━━━ DATA ━━━
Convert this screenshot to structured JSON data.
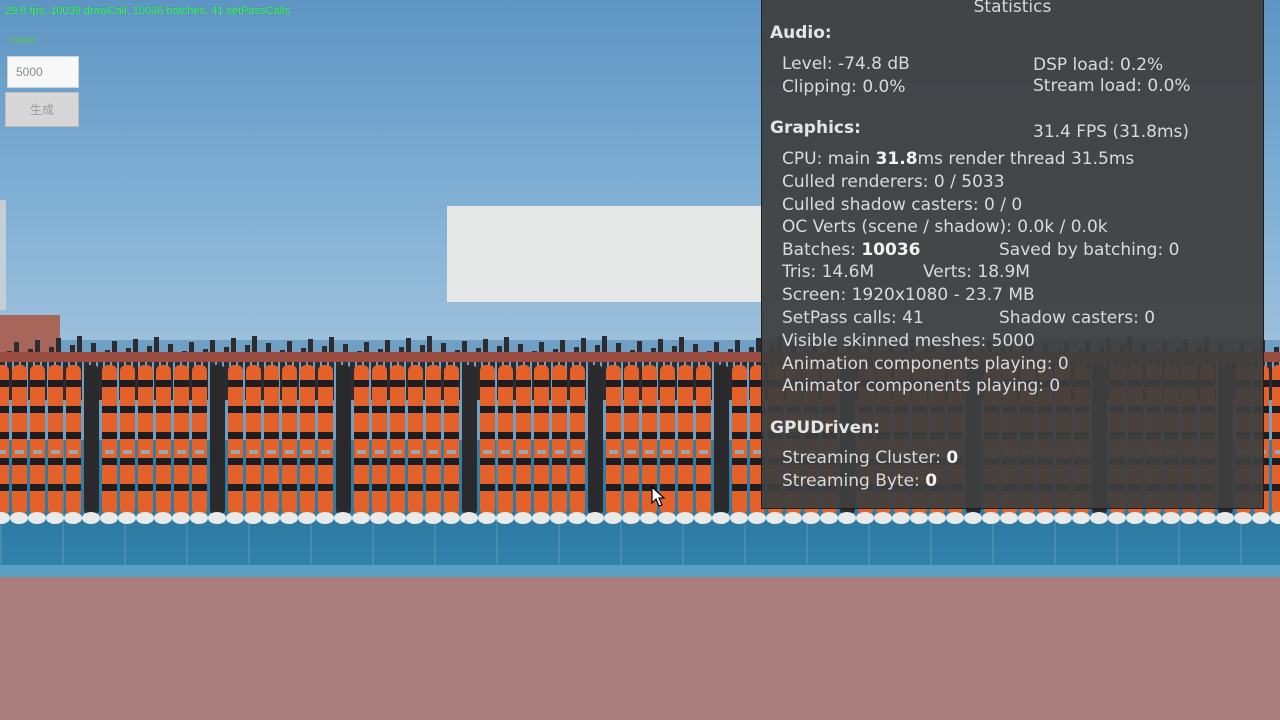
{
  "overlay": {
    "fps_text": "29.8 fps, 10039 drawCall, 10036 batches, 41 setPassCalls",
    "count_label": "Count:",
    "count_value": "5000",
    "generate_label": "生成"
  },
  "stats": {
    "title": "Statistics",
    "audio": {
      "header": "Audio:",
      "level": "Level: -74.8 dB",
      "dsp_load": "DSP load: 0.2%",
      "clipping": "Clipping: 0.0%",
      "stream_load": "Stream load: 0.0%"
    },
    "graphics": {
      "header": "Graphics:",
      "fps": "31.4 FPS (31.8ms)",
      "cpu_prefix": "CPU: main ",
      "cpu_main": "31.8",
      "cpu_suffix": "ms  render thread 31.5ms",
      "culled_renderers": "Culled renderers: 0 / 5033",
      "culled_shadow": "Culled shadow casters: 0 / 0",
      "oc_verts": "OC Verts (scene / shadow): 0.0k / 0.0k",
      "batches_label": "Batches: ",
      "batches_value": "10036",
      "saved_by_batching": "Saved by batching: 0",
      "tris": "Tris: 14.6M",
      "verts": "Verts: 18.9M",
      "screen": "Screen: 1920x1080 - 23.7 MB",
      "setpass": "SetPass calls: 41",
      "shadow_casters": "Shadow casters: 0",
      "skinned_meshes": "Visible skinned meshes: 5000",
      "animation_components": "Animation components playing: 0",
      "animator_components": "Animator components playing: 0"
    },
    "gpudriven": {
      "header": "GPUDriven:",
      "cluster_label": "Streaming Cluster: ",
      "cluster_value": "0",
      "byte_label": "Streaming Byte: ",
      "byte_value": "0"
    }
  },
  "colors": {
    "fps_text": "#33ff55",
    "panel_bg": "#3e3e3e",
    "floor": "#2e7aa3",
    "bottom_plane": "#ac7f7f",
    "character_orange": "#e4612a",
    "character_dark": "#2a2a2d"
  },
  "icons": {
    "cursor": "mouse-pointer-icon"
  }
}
━━━
*INSTRUCTIONS FOR THE TASK*. Repeat all the data as it stands, dropping any images it holds.

*ANSWER TO THIS TASK*.
Convert this screenshot to structured JSON data.
{
  "overlay": {
    "fps_text": "29.8 fps, 10039 drawCall, 10036 batches, 41 setPassCalls",
    "count_label": "Count:",
    "count_value": "5000",
    "generate_label": "生成"
  },
  "stats": {
    "title": "Statistics",
    "audio": {
      "header": "Audio:",
      "level": "Level: -74.8 dB",
      "dsp_load": "DSP load: 0.2%",
      "clipping": "Clipping: 0.0%",
      "stream_load": "Stream load: 0.0%"
    },
    "graphics": {
      "header": "Graphics:",
      "fps": "31.4 FPS (31.8ms)",
      "cpu_prefix": "CPU: main ",
      "cpu_main": "31.8",
      "cpu_suffix": "ms  render thread 31.5ms",
      "culled_renderers": "Culled renderers: 0 / 5033",
      "culled_shadow": "Culled shadow casters: 0 / 0",
      "oc_verts": "OC Verts (scene / shadow): 0.0k / 0.0k",
      "batches_label": "Batches: ",
      "batches_value": "10036",
      "saved_by_batching": "Saved by batching: 0",
      "tris": "Tris: 14.6M",
      "verts": "Verts: 18.9M",
      "screen": "Screen: 1920x1080 - 23.7 MB",
      "setpass": "SetPass calls: 41",
      "shadow_casters": "Shadow casters: 0",
      "skinned_meshes": "Visible skinned meshes: 5000",
      "animation_components": "Animation components playing: 0",
      "animator_components": "Animator components playing: 0"
    },
    "gpudriven": {
      "header": "GPUDriven:",
      "cluster_label": "Streaming Cluster: ",
      "cluster_value": "0",
      "byte_label": "Streaming Byte: ",
      "byte_value": "0"
    }
  },
  "colors": {
    "fps_text": "#33ff55",
    "panel_bg": "#3e3e3e",
    "floor": "#2e7aa3",
    "bottom_plane": "#ac7f7f",
    "character_orange": "#e4612a",
    "character_dark": "#2a2a2d"
  },
  "icons": {
    "cursor": "mouse-pointer-icon"
  }
}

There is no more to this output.